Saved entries
__________

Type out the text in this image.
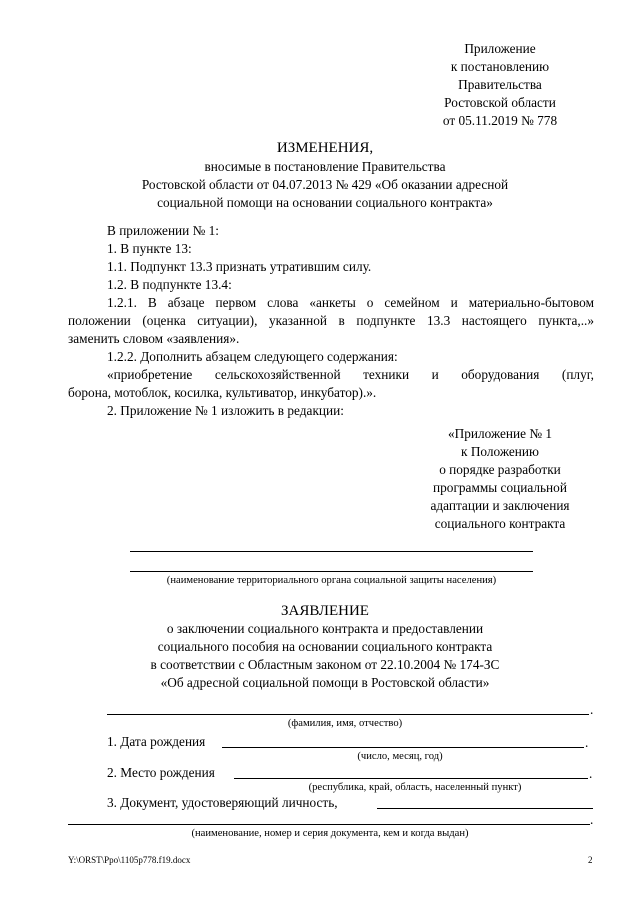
Приложение
к постановлению
Правительства
Ростовской области
от 05.11.2019 № 778
ИЗМЕНЕНИЯ,
вносимые в постановление Правительства
Ростовской области от 04.07.2013 № 429 «Об оказании адресной
социальной помощи на основании социального контракта»
В приложении № 1:
1. В пункте 13:
1.1. Подпункт 13.3 признать утратившим силу.
1.2. В подпункте 13.4:
1.2.1. В абзаце первом слова «анкеты о семейном и материально-бытовом
положении (оценка ситуации), указанной в подпункте 13.3 настоящего пункта,..»
заменить словом «заявления».
1.2.2. Дополнить абзацем следующего содержания:
«приобретение сельскохозяйственной техники и оборудования (плуг,
борона, мотоблок, косилка, культиватор, инкубатор).».
2. Приложение № 1 изложить в редакции:
«Приложение № 1
к Положению
о порядке разработки
программы социальной
адаптации и заключения
социального контракта
(наименование территориального органа социальной защиты населения)
ЗАЯВЛЕНИЕ
о заключении социального контракта и предоставлении
социального пособия на основании социального контракта
в соответствии с Областным законом от 22.10.2004 № 174-ЗС
«Об адресной социальной помощи в Ростовской области»
.
(фамилия, имя, отчество)
1. Дата рождения	.
(число, месяц, год)
2. Место рождения	.
(республика, край, область, населенный пункт)
3. Документ, удостоверяющий личность,
.
(наименование, номер и серия документа, кем и когда выдан)
Y:\ORST\Ppo\1105p778.f19.docx	2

__________

TASK:
Say how many lines of the data hold the string "Ростовской". Reply with the number alone.

RESULT:
3